YOUR GOAL: Put each line into a JSON list of strings, beginning at the line that contains "X-axis label: Vent" and continuing through the last line of the records. Leave out any blank lines.

Entries taken from a collection:
***

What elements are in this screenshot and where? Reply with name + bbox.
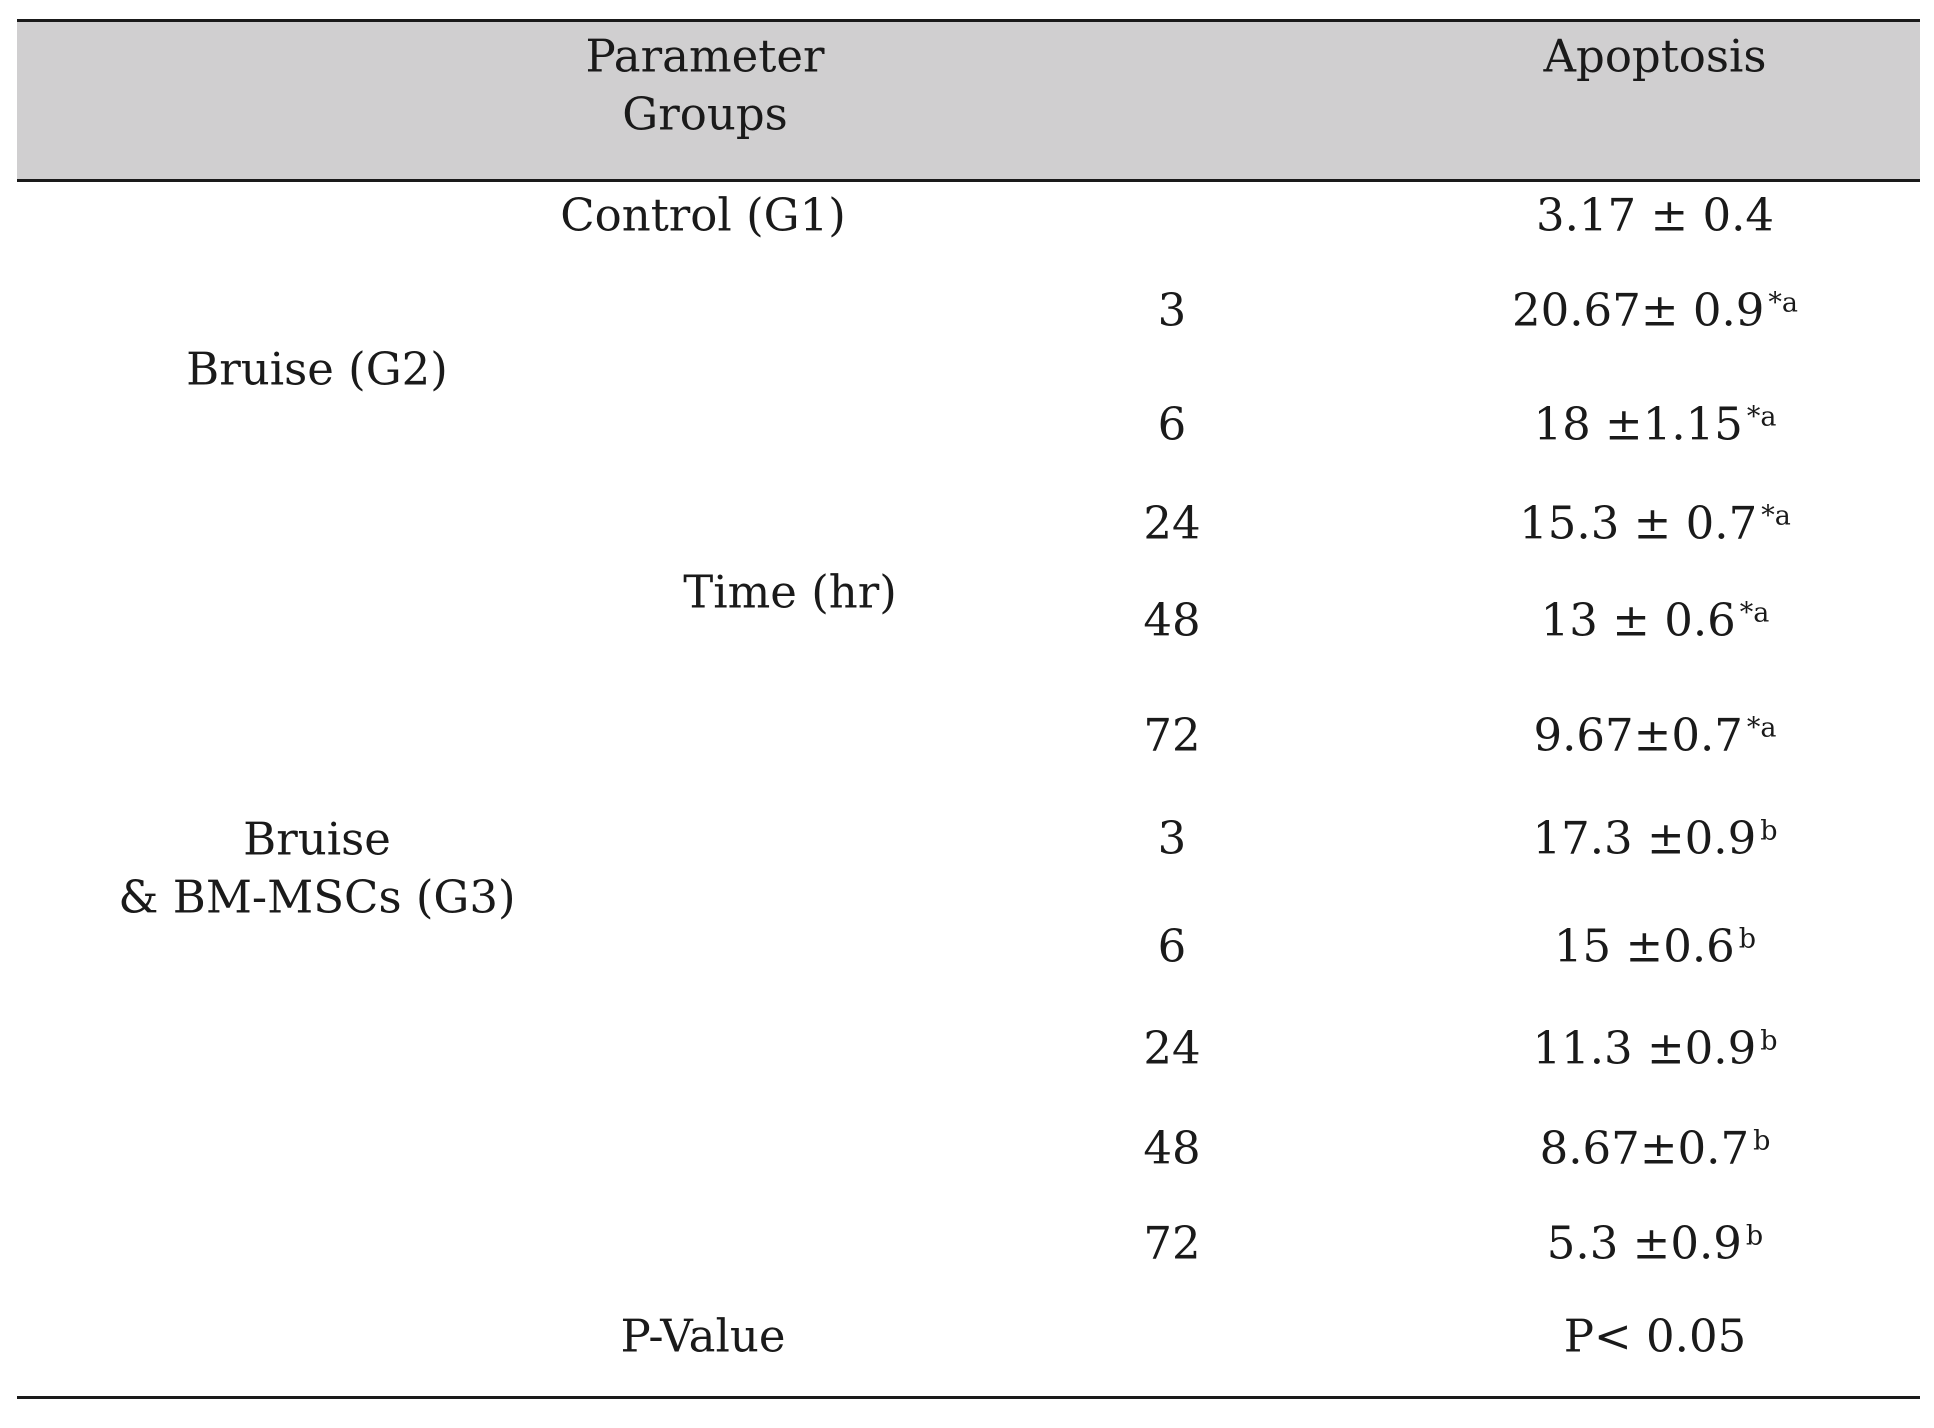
header-bottom-rule <box>17 179 1920 182</box>
g2-value: 13 ± 0.6 <box>1540 593 1736 647</box>
g3-value: 17.3 ±0.9 <box>1532 811 1757 865</box>
g2-time: 48 <box>1143 593 1201 647</box>
g3-superscript: b <box>1738 923 1757 955</box>
g3-time: 72 <box>1143 1216 1201 1270</box>
g3-time: 48 <box>1143 1121 1201 1175</box>
g2-time: 24 <box>1143 496 1201 550</box>
g2-value: 20.67± 0.9 <box>1511 283 1765 337</box>
header-apoptosis: Apoptosis <box>1543 29 1767 83</box>
g3-value-cell: 15 ±0.6 b <box>1554 924 1756 969</box>
g3-time: 24 <box>1143 1021 1201 1075</box>
table-bottom-rule <box>17 1396 1920 1399</box>
control-label: Control (G1) <box>560 188 846 242</box>
g2-value-cell: 20.67± 0.9 *a <box>1512 288 1798 333</box>
g3-label-line1: Bruise <box>243 812 391 866</box>
g3-time: 6 <box>1157 919 1187 973</box>
time-label: Time (hr) <box>683 565 897 619</box>
g3-value-cell: 11.3 ±0.9 b <box>1532 1026 1777 1071</box>
g3-time: 3 <box>1157 811 1187 865</box>
g2-superscript: *a <box>1746 401 1777 433</box>
header-parameter: Parameter <box>585 29 825 83</box>
g2-time: 72 <box>1143 708 1201 762</box>
g3-value: 15 ±0.6 <box>1553 919 1735 973</box>
g2-superscript: *a <box>1761 500 1791 532</box>
table-top-rule <box>17 19 1920 22</box>
g3-value-cell: 5.3 ±0.9 b <box>1547 1221 1763 1266</box>
g2-value-cell: 13 ± 0.6 *a <box>1541 598 1770 643</box>
g3-value: 11.3 ±0.9 <box>1532 1021 1757 1075</box>
g2-time: 3 <box>1157 283 1187 337</box>
g3-superscript: b <box>1745 1220 1764 1252</box>
g2-value: 9.67±0.7 <box>1533 708 1743 762</box>
g3-superscript: b <box>1753 1125 1771 1157</box>
g3-value: 5.3 ±0.9 <box>1546 1216 1742 1270</box>
g2-value: 18 ±1.15 <box>1533 397 1743 451</box>
g3-value: 8.67±0.7 <box>1539 1121 1750 1175</box>
g2-superscript: *a <box>1746 712 1777 744</box>
g2-value-cell: 9.67±0.7 *a <box>1533 713 1776 758</box>
g3-superscript: b <box>1760 815 1778 847</box>
pvalue-value: P< 0.05 <box>1563 1309 1747 1363</box>
g3-value-cell: 8.67±0.7 b <box>1540 1126 1771 1171</box>
g3-superscript: b <box>1760 1025 1778 1057</box>
g2-label: Bruise (G2) <box>186 342 448 396</box>
g2-superscript: *a <box>1768 287 1799 319</box>
g2-time: 6 <box>1157 397 1187 451</box>
g2-value: 15.3 ± 0.7 <box>1519 496 1758 550</box>
header-groups: Groups <box>622 87 788 141</box>
g2-superscript: *a <box>1739 597 1770 629</box>
g2-value-cell: 15.3 ± 0.7 *a <box>1519 501 1791 546</box>
g2-value-cell: 18 ±1.15 *a <box>1533 402 1776 447</box>
g3-label-line2: & BM-MSCs (G3) <box>118 870 516 924</box>
control-value: 3.17 ± 0.4 <box>1535 188 1775 242</box>
table-header-background <box>17 21 1920 179</box>
pvalue-label: P-Value <box>620 1309 786 1363</box>
g3-value-cell: 17.3 ±0.9 b <box>1532 816 1777 861</box>
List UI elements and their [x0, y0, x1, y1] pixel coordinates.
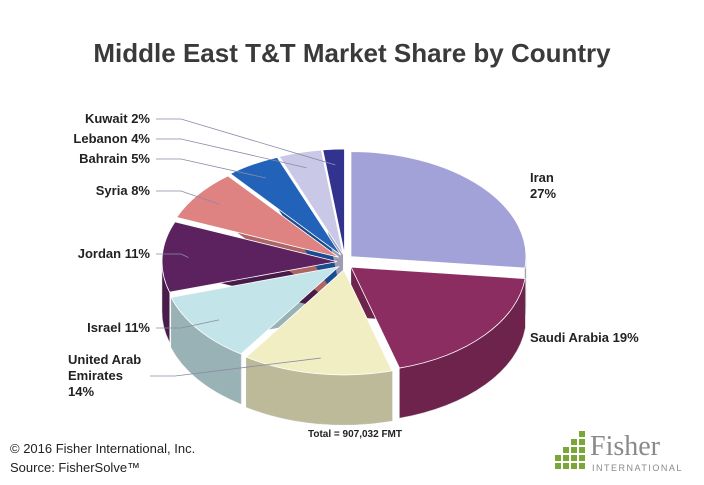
- label-value: 4%: [131, 131, 150, 146]
- label-name: Kuwait: [84, 111, 128, 126]
- label-name: Iran: [530, 170, 554, 185]
- slice: [350, 266, 526, 369]
- slice: [161, 221, 338, 293]
- logo-mark: [555, 431, 585, 469]
- slice: [322, 148, 345, 255]
- label-name: Israel: [87, 320, 122, 335]
- label-value: 14%: [68, 384, 95, 399]
- label-value: 11%: [124, 246, 150, 261]
- slice: [175, 175, 339, 258]
- leader-line: [156, 253, 189, 258]
- slice-label: Lebanon 4%: [73, 131, 150, 147]
- slice-label: Bahrain 5%: [79, 151, 150, 167]
- label-value: 19%: [612, 330, 639, 345]
- source: Source: FisherSolve™: [10, 460, 140, 475]
- slice-label: Iran 27%: [530, 170, 556, 202]
- label-name: United Arab Emirates: [68, 352, 142, 383]
- logo-subtitle: INTERNATIONAL: [592, 463, 683, 473]
- leader-line: [156, 190, 220, 205]
- chart-title: Middle East T&T Market Share by Country: [93, 38, 611, 68]
- slice: [170, 266, 340, 355]
- annotation: Total = 907,032 FMT: [308, 429, 402, 440]
- slice-label: Kuwait 2%: [85, 111, 150, 127]
- label-value: 8%: [131, 183, 150, 198]
- label-value: 2%: [131, 111, 150, 126]
- slice-label: Israel 11%: [87, 320, 150, 336]
- label-name: Bahrain: [79, 151, 128, 166]
- label-name: Lebanon: [73, 131, 128, 146]
- label-name: Jordan: [77, 246, 122, 261]
- copyright: © 2016 Fisher International, Inc.: [10, 441, 195, 456]
- logo-name: Fisher: [590, 431, 661, 462]
- label-name: Syria: [95, 183, 128, 198]
- slice-label: Saudi Arabia 19%: [530, 330, 639, 346]
- leader-line: [156, 138, 307, 169]
- label-value: 5%: [131, 151, 150, 166]
- slice-label: United Arab Emirates 14%: [68, 352, 152, 400]
- leader-line: [156, 319, 220, 329]
- slice: [229, 156, 342, 256]
- slice: [350, 151, 527, 269]
- leader-line: [156, 158, 267, 179]
- slice-label: Syria 8%: [96, 183, 150, 199]
- slice: [245, 269, 393, 376]
- leader-line: [150, 357, 321, 377]
- leader-line: [156, 118, 336, 166]
- slice: [278, 149, 344, 255]
- label-value: 27%: [530, 186, 557, 201]
- slice-label: Jordan 11%: [78, 246, 150, 262]
- label-name: Saudi Arabia: [530, 330, 609, 345]
- label-value: 11%: [124, 320, 150, 335]
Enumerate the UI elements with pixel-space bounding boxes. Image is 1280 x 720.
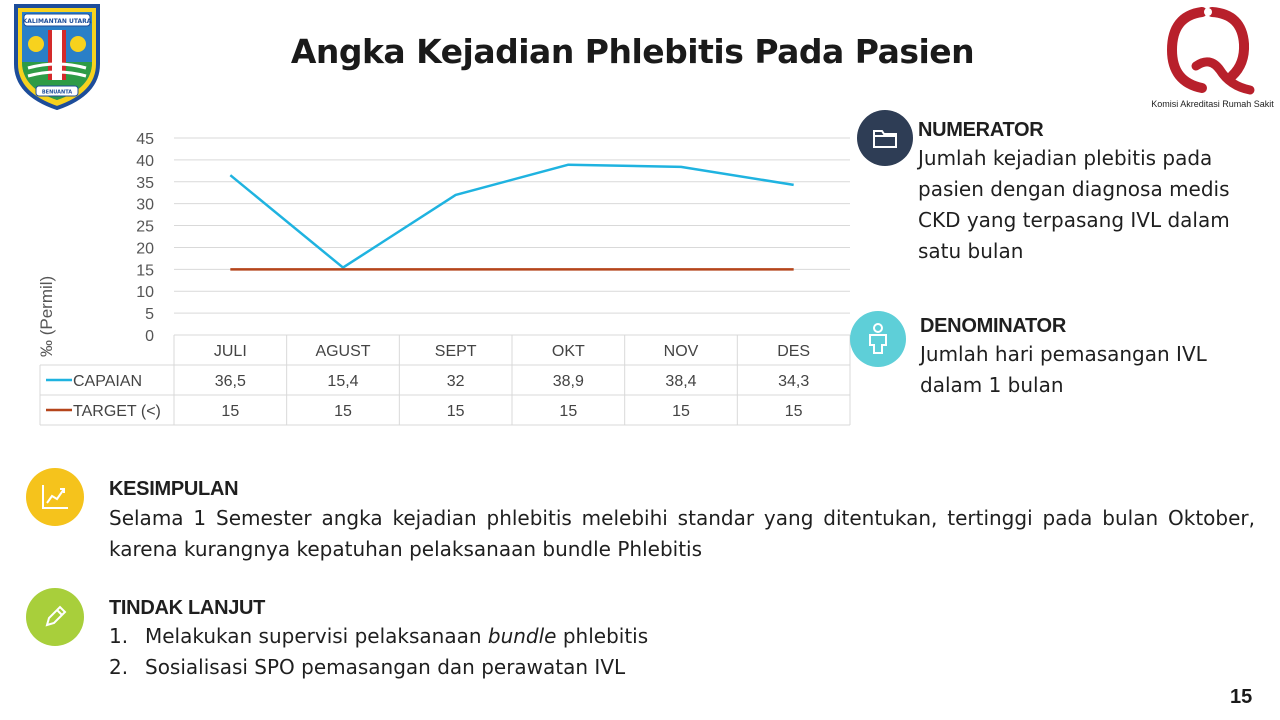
y-axis-label: ‰ (Permil) <box>37 276 56 357</box>
kesimpulan-heading: KESIMPULAN <box>109 478 239 500</box>
page-title: Angka Kejadian Phlebitis Pada Pasien <box>290 32 975 71</box>
data-label: 15 <box>447 403 465 420</box>
numerator-line: pasien dengan diagnosa medis <box>918 177 1230 201</box>
denominator-line: dalam 1 bulan <box>920 373 1064 397</box>
data-label: 15,4 <box>327 373 358 390</box>
y-tick-label: 20 <box>136 240 154 257</box>
data-label: 15 <box>672 403 690 420</box>
phlebitis-line-chart: 0 5 10 15 20 25 30 35 40 45 ‰ (Permil) JULI AGUST S… <box>37 131 851 426</box>
data-label: 34,3 <box>778 373 809 390</box>
y-tick-label: 25 <box>136 219 154 236</box>
tindak-lanjut-circle <box>26 588 84 646</box>
pencil-icon <box>45 605 67 627</box>
numerator-heading: NUMERATOR <box>918 119 1044 141</box>
denominator-text: Jumlah hari pemasangan IVL dalam 1 bulan <box>920 339 1207 401</box>
crest-ribbon-text: BENUANTA <box>42 90 72 96</box>
data-label: 15 <box>221 403 239 420</box>
list-item-number: 1. <box>109 624 129 648</box>
y-axis-ticks: 0 5 10 15 20 25 30 35 40 45 <box>136 131 154 345</box>
list-item-text-end: phlebitis <box>556 624 649 648</box>
page-number: 15 <box>1230 686 1253 708</box>
tindak-lanjut-list: 1. Melakukan supervisi pelaksanaan bundl… <box>109 621 648 683</box>
numerator-line: Jumlah kejadian plebitis pada <box>918 146 1213 170</box>
data-label: 15 <box>559 403 577 420</box>
numerator-line: satu bulan <box>918 239 1024 263</box>
province-crest-logo: KALIMANTAN UTARA BENUANTA <box>14 4 100 110</box>
x-tick-label: AGUST <box>315 343 370 360</box>
chart-series <box>229 163 794 271</box>
x-tick-label: OKT <box>552 343 585 360</box>
kars-logo <box>1166 7 1255 95</box>
chart-data-table: JULI AGUST SEPT OKT NOV DES CAPAIAN 36,5 15,4 32 3… <box>39 334 851 426</box>
denominator-line: Jumlah hari pemasangan IVL <box>920 342 1207 366</box>
numerator-circle <box>857 110 913 166</box>
list-item-text: Sosialisasi SPO pemasangan dan perawatan… <box>145 655 626 679</box>
numerator-text: Jumlah kejadian plebitis pada pasien den… <box>918 143 1230 267</box>
x-tick-label: SEPT <box>435 343 477 360</box>
folder-icon <box>873 130 897 148</box>
x-tick-label: DES <box>777 343 810 360</box>
chart-grid <box>174 137 850 336</box>
kars-caption: Komisi Akreditasi Rumah Sakit <box>1151 99 1274 109</box>
denominator-heading: DENOMINATOR <box>920 315 1066 337</box>
y-tick-label: 40 <box>136 153 154 170</box>
y-tick-label: 5 <box>145 306 154 323</box>
data-label: 38,9 <box>553 373 584 390</box>
legend-label: TARGET (<) <box>73 403 161 420</box>
data-label: 15 <box>334 403 352 420</box>
y-tick-label: 35 <box>136 175 154 192</box>
x-tick-label: NOV <box>664 343 699 360</box>
series-line-capaian <box>229 163 794 269</box>
y-tick-label: 30 <box>136 197 154 214</box>
tindak-lanjut-heading: TINDAK LANJUT <box>109 597 266 619</box>
y-tick-label: 15 <box>136 262 154 279</box>
list-item: 2. Sosialisasi SPO pemasangan dan perawa… <box>109 652 648 683</box>
list-item-emphasis: bundle <box>487 624 557 648</box>
kesimpulan-circle <box>26 468 84 526</box>
numerator-line: CKD yang terpasang IVL dalam <box>918 208 1230 232</box>
y-tick-label: 10 <box>136 284 154 301</box>
data-label: 36,5 <box>215 373 246 390</box>
list-item-number: 2. <box>109 655 129 679</box>
crest-banner-text: KALIMANTAN UTARA <box>23 18 92 25</box>
legend-label: CAPAIAN <box>73 373 142 390</box>
list-item-text: Melakukan supervisi pelaksanaan <box>145 624 488 648</box>
chart-growth-icon <box>42 485 68 509</box>
person-icon <box>869 323 887 354</box>
data-label: 38,4 <box>665 373 696 390</box>
y-tick-label: 45 <box>136 131 154 148</box>
data-label: 32 <box>447 373 465 390</box>
y-tick-label: 0 <box>145 328 154 345</box>
kesimpulan-text: Selama 1 Semester angka kejadian phlebit… <box>109 506 1255 561</box>
x-tick-label: JULI <box>214 343 247 360</box>
denominator-circle <box>850 311 906 367</box>
list-item: 1. Melakukan supervisi pelaksanaan bundl… <box>109 621 648 652</box>
data-label: 15 <box>785 403 803 420</box>
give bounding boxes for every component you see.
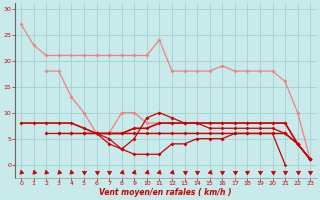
X-axis label: Vent moyen/en rafales ( km/h ): Vent moyen/en rafales ( km/h ) <box>100 188 232 197</box>
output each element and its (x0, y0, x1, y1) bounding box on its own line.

***

THE ANSWER:
[
  "X-axis label: Vent moyen/en rafales ( km/h ): Vent moyen/en rafales ( km/h ) <box>100 188 232 197</box>",
  "output each element and its (x0, y0, x1, y1) bounding box on its own line."
]